◆ **Short problem**
Below is a block of records; repeat each one exactly.

==========

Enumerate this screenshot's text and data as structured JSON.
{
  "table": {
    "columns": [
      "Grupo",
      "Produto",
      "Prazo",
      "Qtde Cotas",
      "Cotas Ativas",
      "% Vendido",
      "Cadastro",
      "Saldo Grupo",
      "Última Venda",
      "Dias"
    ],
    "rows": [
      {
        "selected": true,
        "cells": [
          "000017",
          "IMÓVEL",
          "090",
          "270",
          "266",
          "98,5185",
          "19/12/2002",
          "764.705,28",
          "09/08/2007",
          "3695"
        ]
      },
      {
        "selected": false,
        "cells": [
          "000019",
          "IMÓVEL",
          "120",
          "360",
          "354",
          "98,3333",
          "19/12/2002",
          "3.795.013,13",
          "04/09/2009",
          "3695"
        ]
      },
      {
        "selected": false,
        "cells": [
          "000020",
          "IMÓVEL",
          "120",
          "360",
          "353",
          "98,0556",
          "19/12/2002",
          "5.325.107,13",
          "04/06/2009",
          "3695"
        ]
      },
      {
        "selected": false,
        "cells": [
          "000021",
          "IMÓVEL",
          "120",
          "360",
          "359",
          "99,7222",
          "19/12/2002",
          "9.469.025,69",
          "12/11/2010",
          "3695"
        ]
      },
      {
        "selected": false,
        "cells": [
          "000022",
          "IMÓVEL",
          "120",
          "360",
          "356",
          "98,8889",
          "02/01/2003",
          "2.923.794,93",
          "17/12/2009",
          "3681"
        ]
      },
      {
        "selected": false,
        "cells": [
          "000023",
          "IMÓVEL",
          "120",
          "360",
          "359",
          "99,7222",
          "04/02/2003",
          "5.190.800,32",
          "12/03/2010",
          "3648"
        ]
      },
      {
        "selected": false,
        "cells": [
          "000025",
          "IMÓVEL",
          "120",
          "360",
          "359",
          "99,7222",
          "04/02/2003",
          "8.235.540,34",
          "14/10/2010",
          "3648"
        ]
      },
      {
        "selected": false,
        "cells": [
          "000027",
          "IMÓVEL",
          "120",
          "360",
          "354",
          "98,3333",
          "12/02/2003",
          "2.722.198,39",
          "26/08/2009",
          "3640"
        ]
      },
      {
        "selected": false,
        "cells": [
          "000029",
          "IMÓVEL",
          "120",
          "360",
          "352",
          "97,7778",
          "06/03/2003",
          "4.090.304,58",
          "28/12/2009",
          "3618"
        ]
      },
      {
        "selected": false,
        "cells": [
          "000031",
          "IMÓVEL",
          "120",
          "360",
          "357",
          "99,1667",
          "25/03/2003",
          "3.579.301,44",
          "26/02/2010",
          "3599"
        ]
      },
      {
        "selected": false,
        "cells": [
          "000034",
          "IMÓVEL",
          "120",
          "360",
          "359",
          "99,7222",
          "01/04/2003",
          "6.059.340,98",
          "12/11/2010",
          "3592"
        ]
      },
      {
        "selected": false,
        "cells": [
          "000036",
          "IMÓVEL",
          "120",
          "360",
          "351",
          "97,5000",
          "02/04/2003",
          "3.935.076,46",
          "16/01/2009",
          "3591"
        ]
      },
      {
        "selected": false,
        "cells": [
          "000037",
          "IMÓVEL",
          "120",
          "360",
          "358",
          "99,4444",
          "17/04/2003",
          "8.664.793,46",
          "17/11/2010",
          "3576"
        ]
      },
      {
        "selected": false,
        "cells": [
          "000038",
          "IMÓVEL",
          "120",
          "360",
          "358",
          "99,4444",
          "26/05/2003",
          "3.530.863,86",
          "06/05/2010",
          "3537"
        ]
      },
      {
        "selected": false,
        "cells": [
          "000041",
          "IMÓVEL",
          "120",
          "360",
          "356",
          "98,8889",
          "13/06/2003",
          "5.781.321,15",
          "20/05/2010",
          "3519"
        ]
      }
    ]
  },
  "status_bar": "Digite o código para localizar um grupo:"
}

==========

◆ **Problem solution**
Enumerate this screenshot's text and data as structured JSON.
{
  "table": {
    "columns": [
      "Grupo",
      "Produto",
      "Prazo",
      "Qtde Cotas",
      "Cotas Ativas",
      "% Vendido",
      "Cadastro",
      "Saldo Grupo",
      "Última Venda",
      "Dias"
    ],
    "rows": [
      {
        "selected": true,
        "cells": [
          "000017",
          "IMÓVEL",
          "090",
          "270",
          "266",
          "98,5185",
          "19/12/2002",
          "764.705,28",
          "09/08/2007",
          "3695"
        ]
      },
      {
        "selected": false,
        "cells": [
          "000019",
          "IMÓVEL",
          "120",
          "360",
          "354",
          "98,3333",
          "19/12/2002",
          "3.795.013,13",
          "04/09/2009",
          "3695"
        ]
      },
      {
        "selected": false,
        "cells": [
          "000020",
          "IMÓVEL",
          "120",
          "360",
          "353",
          "98,0556",
          "19/12/2002",
          "5.325.107,13",
          "04/06/2009",
          "3695"
        ]
      },
      {
        "selected": false,
        "cells": [
          "000021",
          "IMÓVEL",
          "120",
          "360",
          "359",
          "99,7222",
          "19/12/2002",
          "9.469.025,69",
          "12/11/2010",
          "3695"
        ]
      },
      {
        "selected": false,
        "cells": [
          "000022",
          "IMÓVEL",
          "120",
          "360",
          "356",
          "98,8889",
          "02/01/2003",
          "2.923.794,93",
          "17/12/2009",
          "3681"
        ]
      },
      {
        "selected": false,
        "cells": [
          "000023",
          "IMÓVEL",
          "120",
          "360",
          "359",
          "99,7222",
          "04/02/2003",
          "5.190.800,32",
          "12/03/2010",
          "3648"
        ]
      },
      {
        "selected": false,
        "cells": [
          "000025",
          "IMÓVEL",
          "120",
          "360",
          "359",
          "99,7222",
          "04/02/2003",
          "8.235.540,34",
          "14/10/2010",
          "3648"
        ]
      },
      {
        "selected": false,
        "cells": [
          "000027",
          "IMÓVEL",
          "120",
          "360",
          "354",
          "98,3333",
          "12/02/2003",
          "2.722.198,39",
          "26/08/2009",
          "3640"
        ]
      },
      {
        "selected": false,
        "cells": [
          "000029",
          "IMÓVEL",
          "120",
          "360",
          "352",
          "97,7778",
          "06/03/2003",
          "4.090.304,58",
          "28/12/2009",
          "3618"
        ]
      },
      {
        "selected": false,
        "cells": [
          "000031",
          "IMÓVEL",
          "120",
          "360",
          "357",
          "99,1667",
          "25/03/2003",
          "3.579.301,44",
          "26/02/2010",
          "3599"
        ]
      },
      {
        "selected": false,
        "cells": [
          "000034",
          "IMÓVEL",
          "120",
          "360",
          "359",
          "99,7222",
          "01/04/2003",
          "6.059.340,98",
          "12/11/2010",
          "3592"
        ]
      },
      {
        "selected": false,
        "cells": [
          "000036",
          "IMÓVEL",
          "120",
          "360",
          "351",
          "97,5000",
          "02/04/2003",
          "3.935.076,46",
          "16/01/2009",
          "3591"
        ]
      },
      {
        "selected": false,
        "cells": [
          "000037",
          "IMÓVEL",
          "120",
          "360",
          "358",
          "99,4444",
          "17/04/2003",
          "8.664.793,46",
          "17/11/2010",
          "3576"
        ]
      },
      {
        "selected": false,
        "cells": [
          "000038",
          "IMÓVEL",
          "120",
          "360",
          "358",
          "99,4444",
          "26/05/2003",
          "3.530.863,86",
          "06/05/2010",
          "3537"
        ]
      },
      {
        "selected": false,
        "cells": [
          "000041",
          "IMÓVEL",
          "120",
          "360",
          "356",
          "98,8889",
          "13/06/2003",
          "5.781.321,15",
          "20/05/2010",
          "3519"
        ]
      }
    ]
  },
  "status_bar": "Digite o código para localizar um grupo:"
}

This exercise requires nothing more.